• The input
[START]

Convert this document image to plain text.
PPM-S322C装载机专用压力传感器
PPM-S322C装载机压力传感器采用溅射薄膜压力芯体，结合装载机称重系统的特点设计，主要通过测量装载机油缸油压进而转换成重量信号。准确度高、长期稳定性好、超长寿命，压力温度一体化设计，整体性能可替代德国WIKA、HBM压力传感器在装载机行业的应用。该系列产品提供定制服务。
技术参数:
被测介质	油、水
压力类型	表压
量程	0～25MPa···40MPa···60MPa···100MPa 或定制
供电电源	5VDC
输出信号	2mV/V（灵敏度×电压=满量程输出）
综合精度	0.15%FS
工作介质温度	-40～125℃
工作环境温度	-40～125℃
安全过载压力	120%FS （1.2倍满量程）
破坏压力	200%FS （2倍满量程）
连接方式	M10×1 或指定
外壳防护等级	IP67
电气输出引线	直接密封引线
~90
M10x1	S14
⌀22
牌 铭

[END]
[START]

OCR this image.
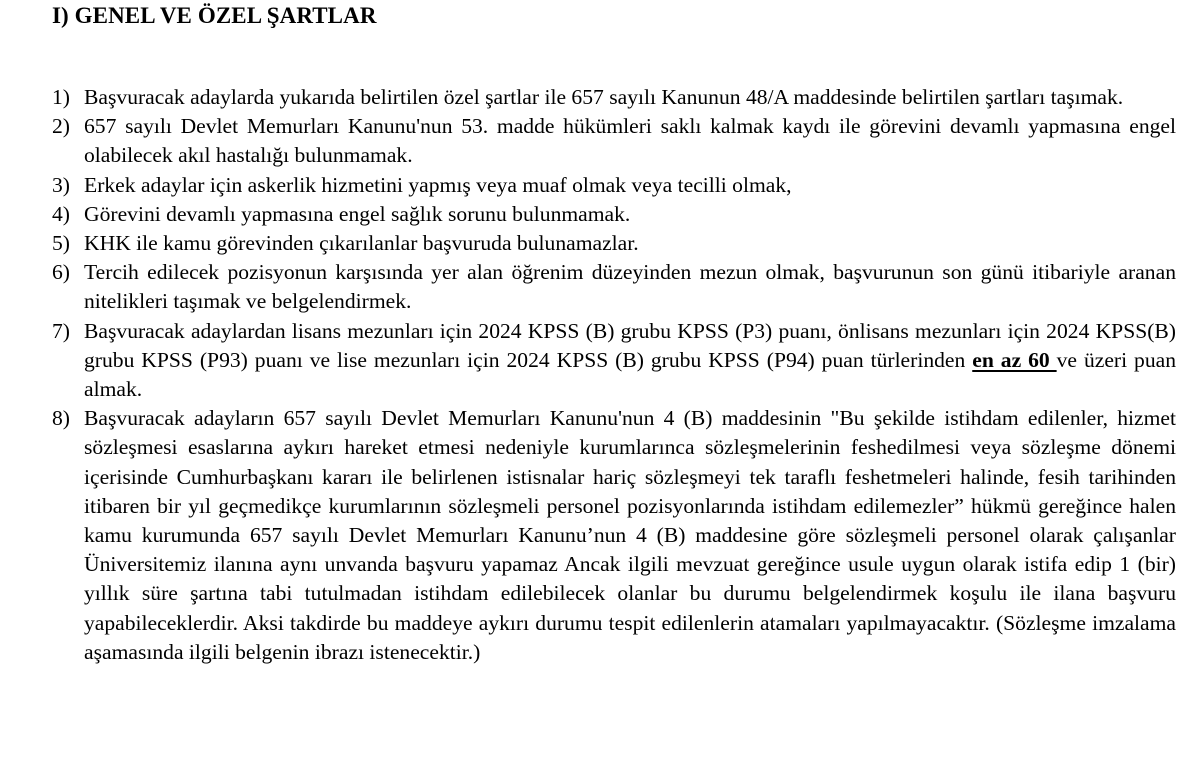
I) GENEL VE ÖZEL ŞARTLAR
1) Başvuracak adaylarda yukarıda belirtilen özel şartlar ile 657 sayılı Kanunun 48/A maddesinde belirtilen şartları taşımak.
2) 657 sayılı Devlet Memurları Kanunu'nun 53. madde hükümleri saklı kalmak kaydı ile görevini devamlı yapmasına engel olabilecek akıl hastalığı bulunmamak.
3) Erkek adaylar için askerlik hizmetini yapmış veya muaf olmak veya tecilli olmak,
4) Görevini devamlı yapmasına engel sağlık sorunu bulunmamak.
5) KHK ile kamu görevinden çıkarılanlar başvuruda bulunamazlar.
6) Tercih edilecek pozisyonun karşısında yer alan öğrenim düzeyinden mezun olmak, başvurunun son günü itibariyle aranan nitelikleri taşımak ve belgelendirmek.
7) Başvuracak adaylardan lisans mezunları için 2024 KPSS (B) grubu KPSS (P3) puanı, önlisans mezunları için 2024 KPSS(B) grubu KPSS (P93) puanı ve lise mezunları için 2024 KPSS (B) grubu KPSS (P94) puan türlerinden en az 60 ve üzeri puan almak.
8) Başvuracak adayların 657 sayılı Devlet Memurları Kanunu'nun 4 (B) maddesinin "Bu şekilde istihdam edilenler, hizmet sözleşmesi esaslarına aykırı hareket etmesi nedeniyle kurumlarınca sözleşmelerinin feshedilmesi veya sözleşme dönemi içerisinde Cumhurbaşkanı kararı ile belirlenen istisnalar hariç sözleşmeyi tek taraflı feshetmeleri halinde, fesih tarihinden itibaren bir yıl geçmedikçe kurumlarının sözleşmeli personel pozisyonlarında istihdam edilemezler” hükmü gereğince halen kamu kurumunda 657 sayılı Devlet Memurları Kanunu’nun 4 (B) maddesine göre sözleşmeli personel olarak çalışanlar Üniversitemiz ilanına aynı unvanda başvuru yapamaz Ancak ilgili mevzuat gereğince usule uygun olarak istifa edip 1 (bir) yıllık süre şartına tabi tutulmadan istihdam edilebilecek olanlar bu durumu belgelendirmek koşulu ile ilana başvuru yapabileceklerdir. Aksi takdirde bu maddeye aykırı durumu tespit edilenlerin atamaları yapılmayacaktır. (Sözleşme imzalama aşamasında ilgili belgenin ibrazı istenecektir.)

[END]
[START]

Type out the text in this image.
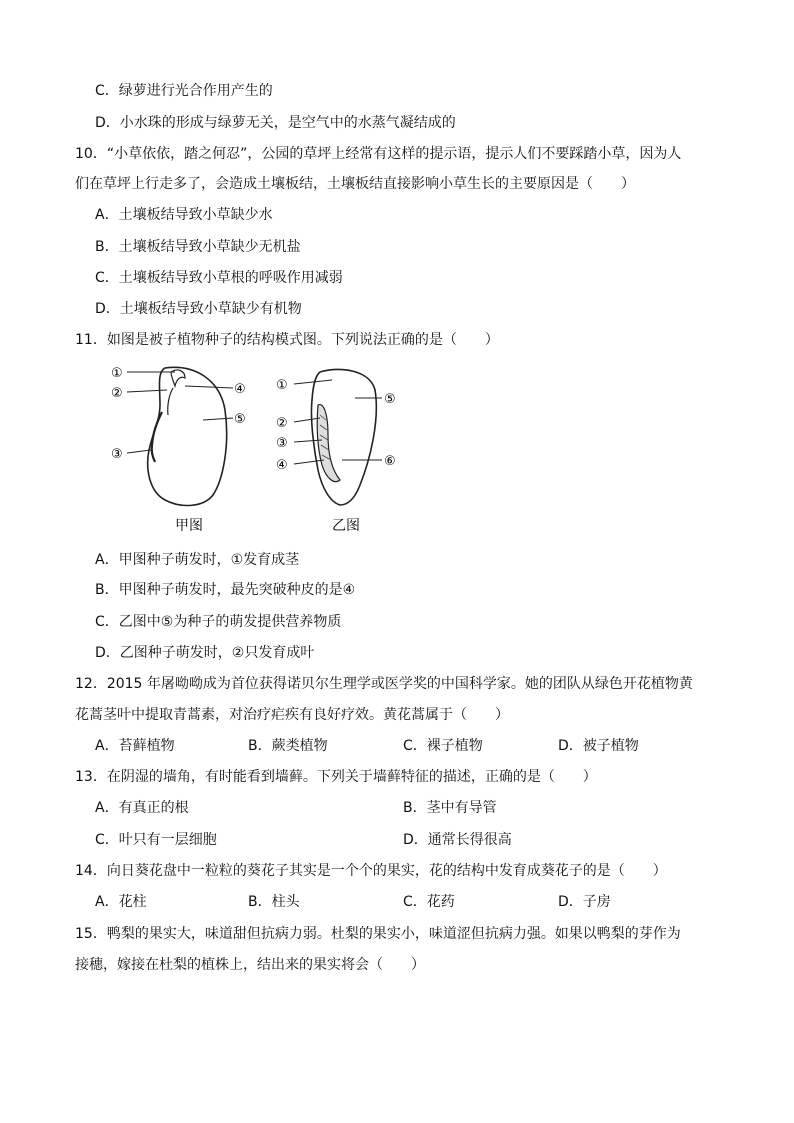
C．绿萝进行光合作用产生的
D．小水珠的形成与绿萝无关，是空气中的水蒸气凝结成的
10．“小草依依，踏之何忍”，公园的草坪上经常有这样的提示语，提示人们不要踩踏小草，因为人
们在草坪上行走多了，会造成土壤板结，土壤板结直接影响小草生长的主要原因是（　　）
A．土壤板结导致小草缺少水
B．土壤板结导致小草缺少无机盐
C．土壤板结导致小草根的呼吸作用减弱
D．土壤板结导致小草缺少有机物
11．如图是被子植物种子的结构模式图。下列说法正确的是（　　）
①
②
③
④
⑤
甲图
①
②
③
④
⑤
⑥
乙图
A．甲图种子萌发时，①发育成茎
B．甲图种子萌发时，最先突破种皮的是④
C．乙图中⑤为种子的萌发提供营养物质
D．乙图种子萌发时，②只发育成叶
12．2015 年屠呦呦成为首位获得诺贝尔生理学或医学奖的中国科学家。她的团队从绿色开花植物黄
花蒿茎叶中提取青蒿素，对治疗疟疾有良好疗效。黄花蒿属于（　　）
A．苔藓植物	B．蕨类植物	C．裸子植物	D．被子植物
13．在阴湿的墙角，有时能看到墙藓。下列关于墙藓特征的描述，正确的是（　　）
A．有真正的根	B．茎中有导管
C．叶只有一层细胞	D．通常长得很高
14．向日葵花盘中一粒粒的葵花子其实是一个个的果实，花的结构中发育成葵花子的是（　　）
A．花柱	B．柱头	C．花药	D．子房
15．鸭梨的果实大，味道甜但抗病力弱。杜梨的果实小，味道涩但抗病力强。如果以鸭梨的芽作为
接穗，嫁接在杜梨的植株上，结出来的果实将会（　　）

[END]

• Given problem
Of the lines above, how many hold the string "kamu"? Answer with only the number.

• Task answer
2